@@ -716,22 +716,25 @@ load_data(struct snd_sf_list *sflist, const void __user *data, long count)
struct snd_soundfont *sf;
struct soundfont_sample_info sample_info;
struct snd_sf_sample *sp;
- long off;
/* patch must be opened */
sf = sflist->currsf;
if (!sf)
return -EINVAL;
if (is_special_type(sf->type))
return -EINVAL;
+ if (count < (long)sizeof(sample_info)) {
+ return -EINVAL;
+ }
if (copy_from_user(&sample_info, data, sizeof(sample_info)))
return -EFAULT;
+ data += sizeof(sample_info);
+ count -= sizeof(sample_info);
- off = sizeof(sample_info);
-
- if (sample_info.size != (count-off)/2)
+ // SoundFont uses S16LE samples.
+ if (sample_info.size * 2 != count)

·····

To do |
- 1) In the soundfont patch, what sample format does the added comment say SoundFont uses?
- 2) Carry on writing the soundfont patch from its last line.
The lines that come next are from a separate source.

·····

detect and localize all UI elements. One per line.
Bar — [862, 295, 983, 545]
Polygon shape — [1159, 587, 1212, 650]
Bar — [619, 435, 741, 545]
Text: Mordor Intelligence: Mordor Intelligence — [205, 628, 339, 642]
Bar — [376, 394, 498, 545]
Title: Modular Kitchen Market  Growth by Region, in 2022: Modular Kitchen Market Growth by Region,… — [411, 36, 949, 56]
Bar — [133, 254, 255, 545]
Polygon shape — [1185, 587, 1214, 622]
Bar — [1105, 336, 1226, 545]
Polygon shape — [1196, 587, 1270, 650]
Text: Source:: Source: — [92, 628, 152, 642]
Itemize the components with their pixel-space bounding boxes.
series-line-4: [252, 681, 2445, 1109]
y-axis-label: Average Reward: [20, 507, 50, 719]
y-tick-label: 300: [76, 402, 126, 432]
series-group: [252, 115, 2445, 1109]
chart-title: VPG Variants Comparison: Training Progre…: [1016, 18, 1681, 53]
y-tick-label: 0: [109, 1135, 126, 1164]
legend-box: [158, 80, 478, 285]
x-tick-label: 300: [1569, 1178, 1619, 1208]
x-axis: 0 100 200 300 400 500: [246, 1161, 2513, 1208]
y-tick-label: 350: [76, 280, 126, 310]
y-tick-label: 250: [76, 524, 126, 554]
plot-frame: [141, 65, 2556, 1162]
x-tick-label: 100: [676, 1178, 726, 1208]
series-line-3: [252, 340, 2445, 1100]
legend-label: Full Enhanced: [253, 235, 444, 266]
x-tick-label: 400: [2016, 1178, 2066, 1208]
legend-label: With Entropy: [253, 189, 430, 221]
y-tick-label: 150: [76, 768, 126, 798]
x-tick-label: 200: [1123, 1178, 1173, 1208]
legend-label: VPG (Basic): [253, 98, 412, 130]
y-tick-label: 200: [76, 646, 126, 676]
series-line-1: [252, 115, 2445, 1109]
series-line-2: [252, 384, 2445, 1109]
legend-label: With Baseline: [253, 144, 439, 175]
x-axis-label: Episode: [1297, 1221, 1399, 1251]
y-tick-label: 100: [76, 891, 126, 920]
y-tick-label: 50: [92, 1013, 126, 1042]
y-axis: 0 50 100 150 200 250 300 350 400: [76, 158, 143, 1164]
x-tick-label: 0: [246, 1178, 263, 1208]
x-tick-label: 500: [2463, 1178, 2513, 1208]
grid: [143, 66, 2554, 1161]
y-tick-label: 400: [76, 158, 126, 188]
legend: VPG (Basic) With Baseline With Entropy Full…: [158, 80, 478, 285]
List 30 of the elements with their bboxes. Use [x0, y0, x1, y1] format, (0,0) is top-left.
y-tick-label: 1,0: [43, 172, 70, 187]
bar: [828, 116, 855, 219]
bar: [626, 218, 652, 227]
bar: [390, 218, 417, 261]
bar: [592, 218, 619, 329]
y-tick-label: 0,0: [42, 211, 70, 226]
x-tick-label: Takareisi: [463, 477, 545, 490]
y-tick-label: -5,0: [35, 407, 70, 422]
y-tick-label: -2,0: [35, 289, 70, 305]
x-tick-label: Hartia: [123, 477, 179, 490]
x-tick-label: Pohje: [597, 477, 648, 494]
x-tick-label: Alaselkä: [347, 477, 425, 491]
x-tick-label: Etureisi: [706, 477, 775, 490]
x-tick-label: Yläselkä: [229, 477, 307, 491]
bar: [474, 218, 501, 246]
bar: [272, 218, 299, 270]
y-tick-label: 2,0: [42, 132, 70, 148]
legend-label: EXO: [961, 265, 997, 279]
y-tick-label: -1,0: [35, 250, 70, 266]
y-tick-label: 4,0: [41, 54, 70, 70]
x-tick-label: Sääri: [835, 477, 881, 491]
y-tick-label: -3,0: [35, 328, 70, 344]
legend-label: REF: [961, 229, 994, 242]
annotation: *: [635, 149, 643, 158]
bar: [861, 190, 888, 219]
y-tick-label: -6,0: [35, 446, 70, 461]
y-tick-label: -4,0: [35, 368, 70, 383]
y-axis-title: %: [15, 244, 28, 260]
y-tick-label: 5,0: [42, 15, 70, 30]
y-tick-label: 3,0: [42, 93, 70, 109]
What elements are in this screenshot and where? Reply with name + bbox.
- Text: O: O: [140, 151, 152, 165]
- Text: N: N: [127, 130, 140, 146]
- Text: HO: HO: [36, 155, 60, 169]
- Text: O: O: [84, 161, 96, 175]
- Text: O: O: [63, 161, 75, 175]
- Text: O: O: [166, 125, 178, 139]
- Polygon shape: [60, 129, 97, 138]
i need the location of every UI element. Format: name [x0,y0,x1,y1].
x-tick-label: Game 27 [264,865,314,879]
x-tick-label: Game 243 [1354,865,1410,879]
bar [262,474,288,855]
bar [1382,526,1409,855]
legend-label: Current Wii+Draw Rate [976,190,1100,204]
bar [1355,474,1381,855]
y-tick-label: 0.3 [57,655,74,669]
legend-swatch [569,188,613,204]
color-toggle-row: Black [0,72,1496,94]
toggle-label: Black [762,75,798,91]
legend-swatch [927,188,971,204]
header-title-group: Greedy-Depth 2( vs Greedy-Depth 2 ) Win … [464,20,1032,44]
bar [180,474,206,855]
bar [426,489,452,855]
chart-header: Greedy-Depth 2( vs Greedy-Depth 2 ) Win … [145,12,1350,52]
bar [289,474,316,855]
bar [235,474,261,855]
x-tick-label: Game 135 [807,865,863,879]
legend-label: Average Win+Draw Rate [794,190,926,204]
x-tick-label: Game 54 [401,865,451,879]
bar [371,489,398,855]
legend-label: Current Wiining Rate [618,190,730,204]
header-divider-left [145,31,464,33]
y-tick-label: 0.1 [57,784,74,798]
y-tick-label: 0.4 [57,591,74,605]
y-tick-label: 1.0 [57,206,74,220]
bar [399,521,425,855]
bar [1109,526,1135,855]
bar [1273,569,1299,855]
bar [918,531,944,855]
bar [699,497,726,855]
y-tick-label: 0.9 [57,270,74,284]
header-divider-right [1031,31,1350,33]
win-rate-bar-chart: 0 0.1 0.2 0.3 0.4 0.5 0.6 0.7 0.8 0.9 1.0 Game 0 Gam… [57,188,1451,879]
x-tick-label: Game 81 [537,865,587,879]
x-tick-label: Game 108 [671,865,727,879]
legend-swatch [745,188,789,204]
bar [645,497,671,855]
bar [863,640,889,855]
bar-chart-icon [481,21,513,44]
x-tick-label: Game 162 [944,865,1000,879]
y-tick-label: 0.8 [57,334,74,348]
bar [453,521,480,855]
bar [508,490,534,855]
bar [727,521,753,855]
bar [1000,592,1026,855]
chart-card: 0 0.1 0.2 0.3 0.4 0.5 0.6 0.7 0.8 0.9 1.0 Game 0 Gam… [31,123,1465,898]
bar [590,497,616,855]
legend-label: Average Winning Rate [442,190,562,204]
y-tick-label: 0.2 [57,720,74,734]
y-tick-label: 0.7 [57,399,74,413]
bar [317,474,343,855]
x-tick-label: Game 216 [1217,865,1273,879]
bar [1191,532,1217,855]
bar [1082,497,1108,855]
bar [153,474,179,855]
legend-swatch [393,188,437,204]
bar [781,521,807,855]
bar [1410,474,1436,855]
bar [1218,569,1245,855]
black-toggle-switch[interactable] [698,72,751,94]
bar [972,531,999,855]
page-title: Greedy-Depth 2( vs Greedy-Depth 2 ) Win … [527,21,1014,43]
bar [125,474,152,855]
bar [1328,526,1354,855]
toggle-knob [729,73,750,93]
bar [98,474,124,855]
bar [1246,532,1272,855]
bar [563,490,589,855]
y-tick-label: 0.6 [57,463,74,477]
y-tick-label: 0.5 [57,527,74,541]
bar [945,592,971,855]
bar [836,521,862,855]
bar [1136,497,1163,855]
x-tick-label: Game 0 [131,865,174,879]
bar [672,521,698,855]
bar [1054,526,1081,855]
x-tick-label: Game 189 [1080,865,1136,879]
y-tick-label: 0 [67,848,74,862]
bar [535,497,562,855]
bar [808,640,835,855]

·····

Outputs for the tasks |
- 1) S16LE samples.

- 2)
return -EINVAL;
/* Check for dup */
@@ -774,7 +777,7 @@ load_data(struct snd_sf_list *sflist, const void __user *data, long count)
int rc;
rc = sflist->callback.sample_new
(sflist->callback.private_data, sp, sflist->memhdr,
- data + off, count - off);
+ data, count);
if (rc < 0) {
sf_sample_delete(sflist, sf, sp);
return rc;
@@ -986,10 +989,12 @@ load_guspatch(struct snd_sf_list *sflist, const char __user *data, long count)
}
if (copy_from_user(&patch, data, sizeof(patch)))
return -EFAULT;
-
count -= sizeof(patch);
data += sizeof(patch);
+ if ((patch.len << (patch.mode & WAVE_16_BITS ? 1 : 0)) != count)
+ return -EINVAL;
+
sf = newsf(sflist, SNDRV_SFNT_PAT_TYPE_GUS|SNDRV_SFNT_PAT_SHARED, NULL);
if (sf == NULL)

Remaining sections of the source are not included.